▶ _Raw data_
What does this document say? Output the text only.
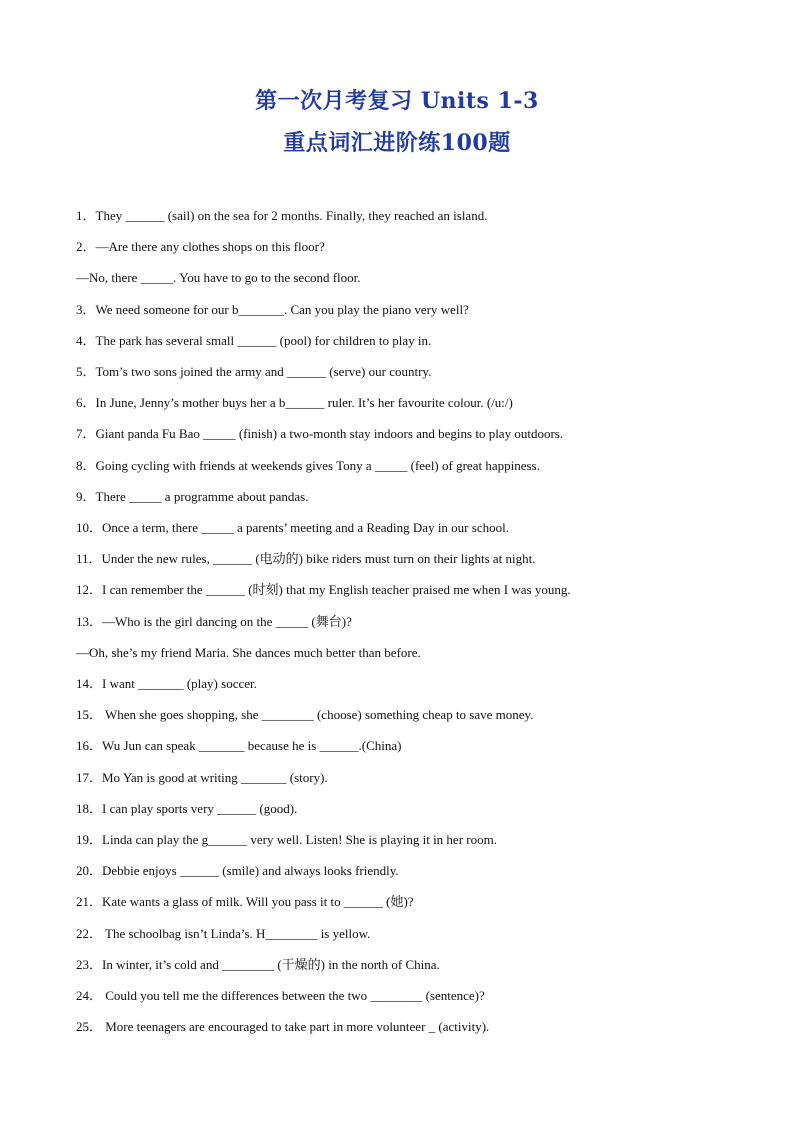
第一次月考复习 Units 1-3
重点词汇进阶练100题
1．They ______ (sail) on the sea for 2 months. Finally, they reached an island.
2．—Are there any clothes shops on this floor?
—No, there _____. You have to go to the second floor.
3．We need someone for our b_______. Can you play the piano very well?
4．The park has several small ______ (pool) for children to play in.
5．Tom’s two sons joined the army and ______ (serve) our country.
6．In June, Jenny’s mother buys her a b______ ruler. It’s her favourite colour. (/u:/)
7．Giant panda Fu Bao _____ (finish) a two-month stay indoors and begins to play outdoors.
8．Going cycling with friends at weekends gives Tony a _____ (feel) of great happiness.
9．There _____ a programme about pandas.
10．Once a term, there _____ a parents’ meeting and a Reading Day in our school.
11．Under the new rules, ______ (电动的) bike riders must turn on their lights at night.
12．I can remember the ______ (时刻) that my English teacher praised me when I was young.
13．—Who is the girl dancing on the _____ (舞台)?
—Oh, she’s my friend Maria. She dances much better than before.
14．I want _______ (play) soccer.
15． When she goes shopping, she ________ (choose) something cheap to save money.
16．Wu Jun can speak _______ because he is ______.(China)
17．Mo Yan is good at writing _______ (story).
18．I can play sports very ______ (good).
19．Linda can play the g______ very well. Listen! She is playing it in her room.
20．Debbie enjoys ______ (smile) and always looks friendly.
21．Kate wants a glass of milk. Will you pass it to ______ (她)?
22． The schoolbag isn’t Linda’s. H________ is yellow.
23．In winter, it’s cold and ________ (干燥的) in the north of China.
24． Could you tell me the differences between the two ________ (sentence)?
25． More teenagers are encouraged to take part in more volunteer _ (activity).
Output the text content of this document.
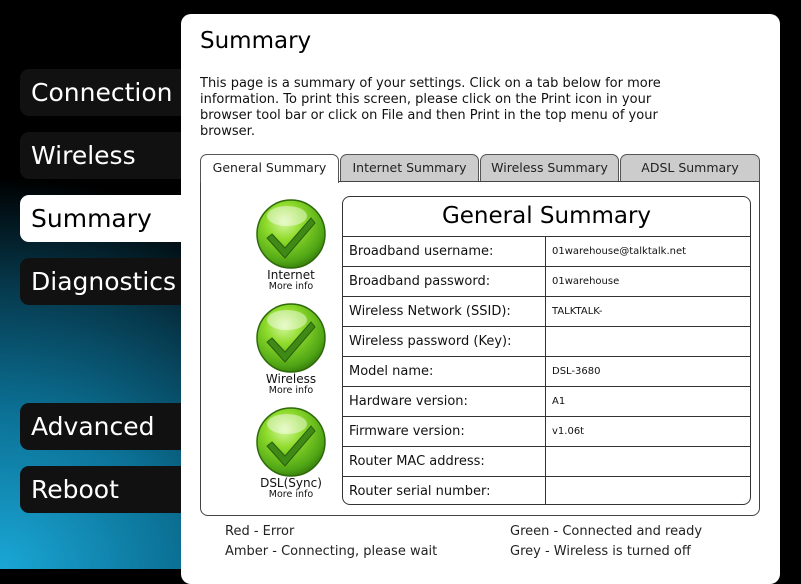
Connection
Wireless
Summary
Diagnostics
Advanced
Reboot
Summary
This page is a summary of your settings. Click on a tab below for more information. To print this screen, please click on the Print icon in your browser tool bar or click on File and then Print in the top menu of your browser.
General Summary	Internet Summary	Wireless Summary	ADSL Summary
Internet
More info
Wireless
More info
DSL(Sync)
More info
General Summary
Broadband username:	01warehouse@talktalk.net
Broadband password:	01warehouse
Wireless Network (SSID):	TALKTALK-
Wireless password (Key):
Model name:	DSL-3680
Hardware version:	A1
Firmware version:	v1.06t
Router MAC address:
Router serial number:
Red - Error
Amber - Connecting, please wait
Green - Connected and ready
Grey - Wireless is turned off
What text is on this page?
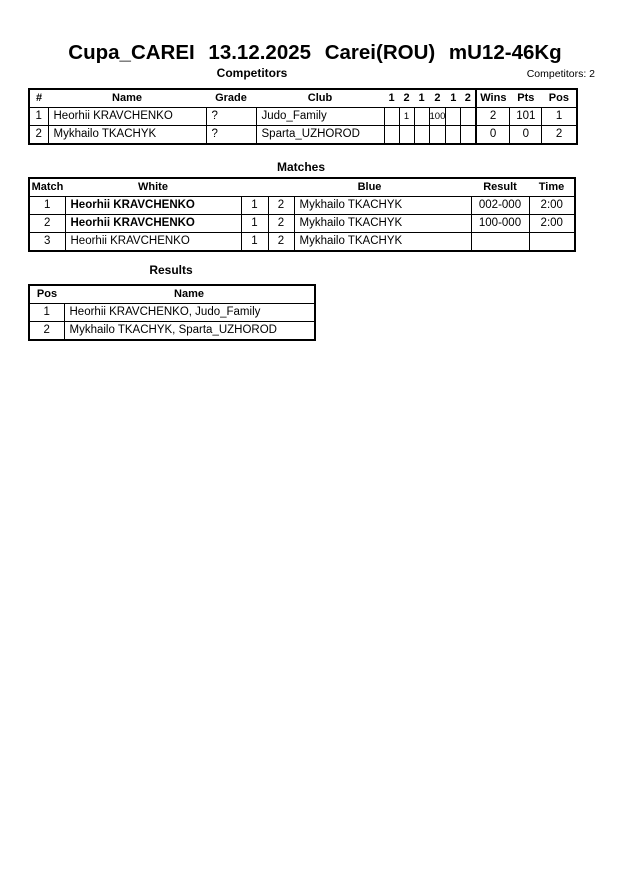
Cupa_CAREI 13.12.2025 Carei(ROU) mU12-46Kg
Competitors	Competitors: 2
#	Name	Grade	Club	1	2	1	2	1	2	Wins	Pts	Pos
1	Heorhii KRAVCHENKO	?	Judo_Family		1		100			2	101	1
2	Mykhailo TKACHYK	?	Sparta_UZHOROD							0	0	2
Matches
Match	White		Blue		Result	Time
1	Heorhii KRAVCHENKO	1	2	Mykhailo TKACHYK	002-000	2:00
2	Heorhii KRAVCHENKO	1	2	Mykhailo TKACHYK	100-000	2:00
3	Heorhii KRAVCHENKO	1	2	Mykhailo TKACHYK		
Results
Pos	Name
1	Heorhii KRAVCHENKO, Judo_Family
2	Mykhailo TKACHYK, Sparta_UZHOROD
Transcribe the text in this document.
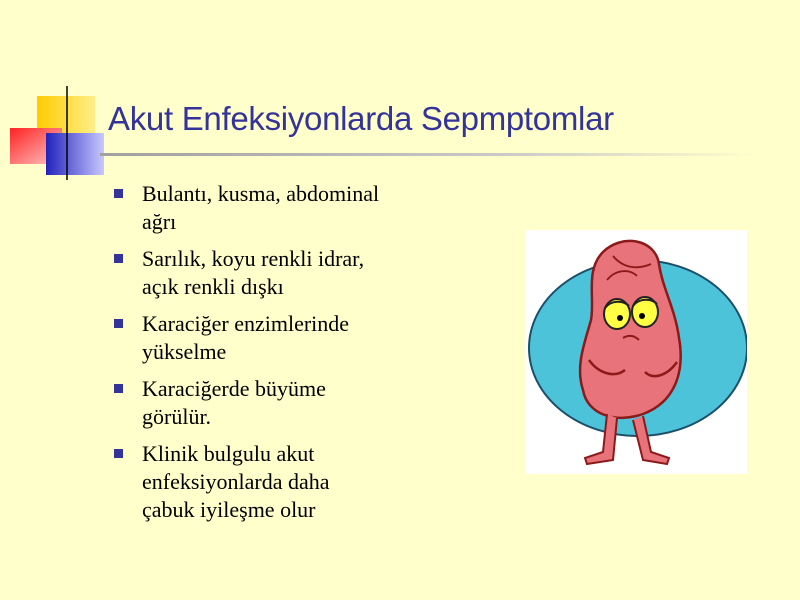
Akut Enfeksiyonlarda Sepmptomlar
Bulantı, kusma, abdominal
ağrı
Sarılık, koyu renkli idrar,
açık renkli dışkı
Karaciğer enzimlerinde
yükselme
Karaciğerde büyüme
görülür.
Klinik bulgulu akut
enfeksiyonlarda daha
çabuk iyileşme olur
* * *
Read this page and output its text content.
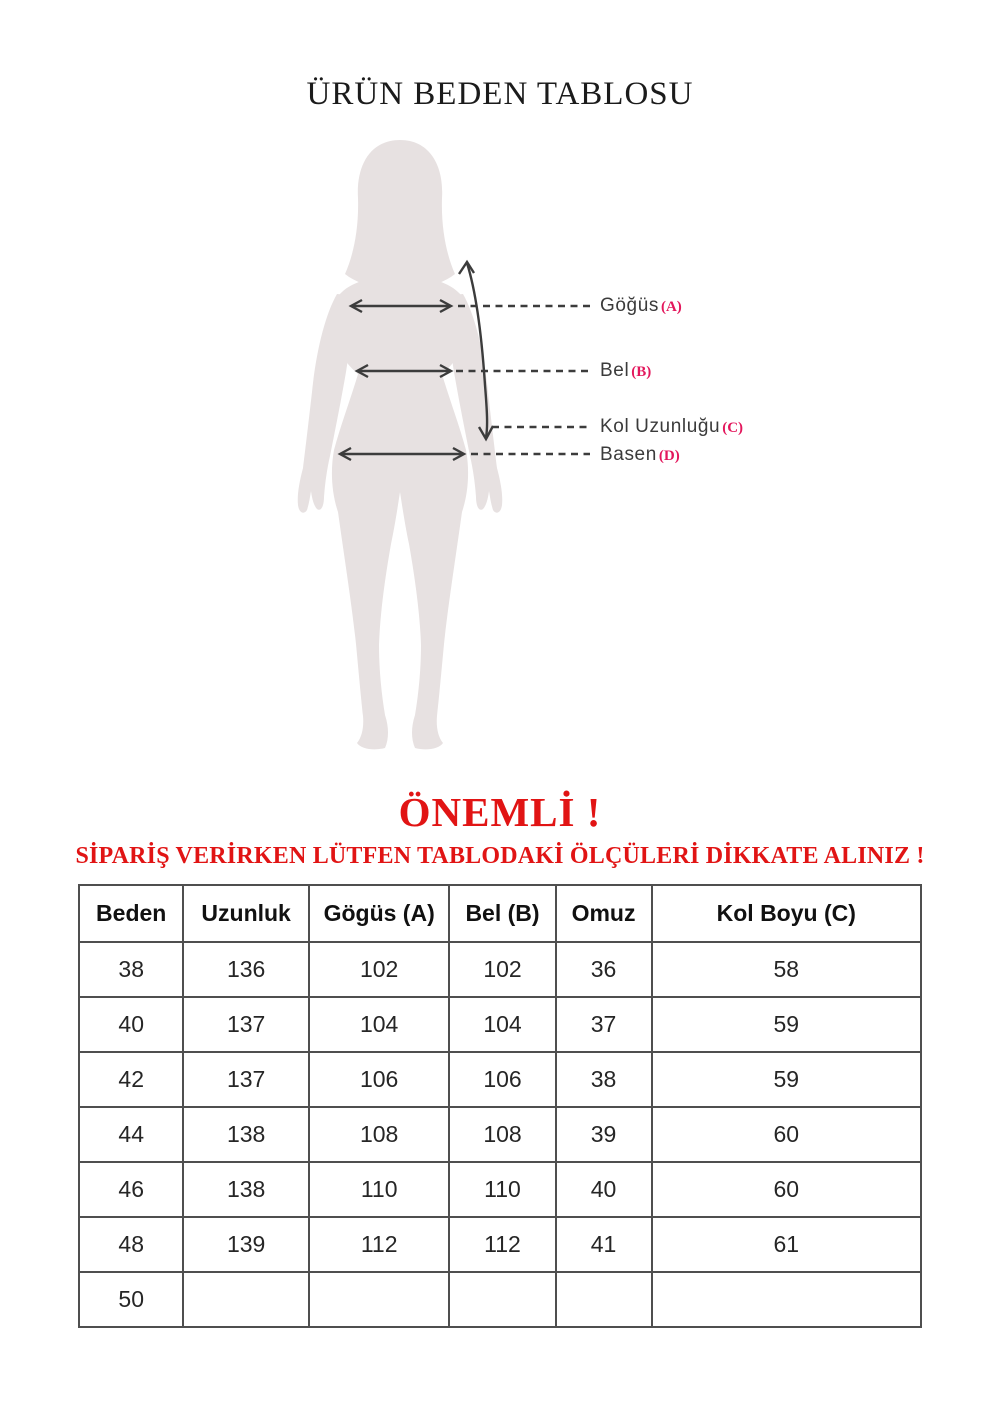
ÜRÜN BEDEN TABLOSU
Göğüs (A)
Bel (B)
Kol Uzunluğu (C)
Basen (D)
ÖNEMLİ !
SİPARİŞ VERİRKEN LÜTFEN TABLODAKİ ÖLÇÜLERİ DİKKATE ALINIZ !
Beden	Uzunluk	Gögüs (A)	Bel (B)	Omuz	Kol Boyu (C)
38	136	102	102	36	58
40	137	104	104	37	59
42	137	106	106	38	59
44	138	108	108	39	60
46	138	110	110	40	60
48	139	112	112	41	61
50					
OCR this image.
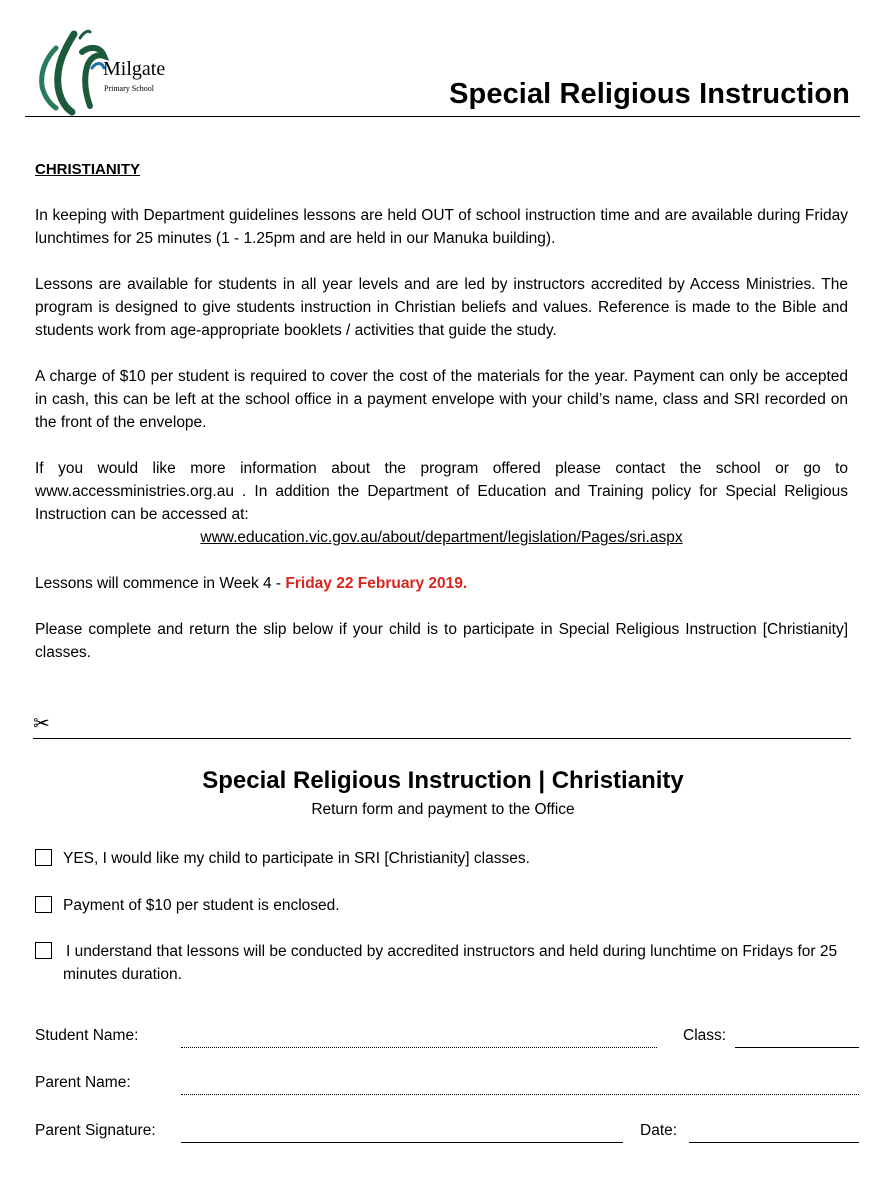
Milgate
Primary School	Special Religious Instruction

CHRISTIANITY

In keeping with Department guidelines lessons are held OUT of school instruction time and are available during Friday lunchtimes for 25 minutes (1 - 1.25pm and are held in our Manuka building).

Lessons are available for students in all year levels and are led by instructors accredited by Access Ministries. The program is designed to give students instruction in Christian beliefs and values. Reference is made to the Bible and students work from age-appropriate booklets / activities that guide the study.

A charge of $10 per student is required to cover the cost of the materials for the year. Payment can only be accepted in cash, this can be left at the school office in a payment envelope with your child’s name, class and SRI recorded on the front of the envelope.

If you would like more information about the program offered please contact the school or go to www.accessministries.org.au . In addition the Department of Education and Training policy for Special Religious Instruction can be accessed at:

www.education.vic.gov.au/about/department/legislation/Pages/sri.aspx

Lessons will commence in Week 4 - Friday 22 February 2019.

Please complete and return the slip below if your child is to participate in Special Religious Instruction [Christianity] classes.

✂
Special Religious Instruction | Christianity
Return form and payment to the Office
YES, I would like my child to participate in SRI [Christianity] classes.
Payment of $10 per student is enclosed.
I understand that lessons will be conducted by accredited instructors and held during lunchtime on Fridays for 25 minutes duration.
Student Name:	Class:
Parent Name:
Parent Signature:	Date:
==
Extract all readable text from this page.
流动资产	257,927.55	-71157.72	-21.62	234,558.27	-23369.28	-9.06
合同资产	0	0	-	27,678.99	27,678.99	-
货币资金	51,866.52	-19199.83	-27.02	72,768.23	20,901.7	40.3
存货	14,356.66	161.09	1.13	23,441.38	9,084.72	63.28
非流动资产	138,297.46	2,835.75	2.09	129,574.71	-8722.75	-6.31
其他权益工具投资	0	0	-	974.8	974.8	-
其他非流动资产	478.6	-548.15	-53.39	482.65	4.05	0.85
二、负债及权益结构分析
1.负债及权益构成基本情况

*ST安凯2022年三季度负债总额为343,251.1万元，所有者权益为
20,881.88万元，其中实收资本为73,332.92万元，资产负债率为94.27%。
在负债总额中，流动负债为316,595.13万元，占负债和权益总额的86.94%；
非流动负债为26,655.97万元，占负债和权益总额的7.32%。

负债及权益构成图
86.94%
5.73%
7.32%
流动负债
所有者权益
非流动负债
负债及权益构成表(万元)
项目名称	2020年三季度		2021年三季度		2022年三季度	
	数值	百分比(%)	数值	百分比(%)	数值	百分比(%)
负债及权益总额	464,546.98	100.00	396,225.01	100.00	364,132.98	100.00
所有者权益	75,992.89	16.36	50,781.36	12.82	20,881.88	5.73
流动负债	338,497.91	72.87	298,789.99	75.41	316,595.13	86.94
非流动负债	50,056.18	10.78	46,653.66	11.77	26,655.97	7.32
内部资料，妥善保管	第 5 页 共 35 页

▶ _Direction_
Find every line in the listing that holds the string "Broadband", then say how many there are as a bare number.

▶ _Answer to this problem_
2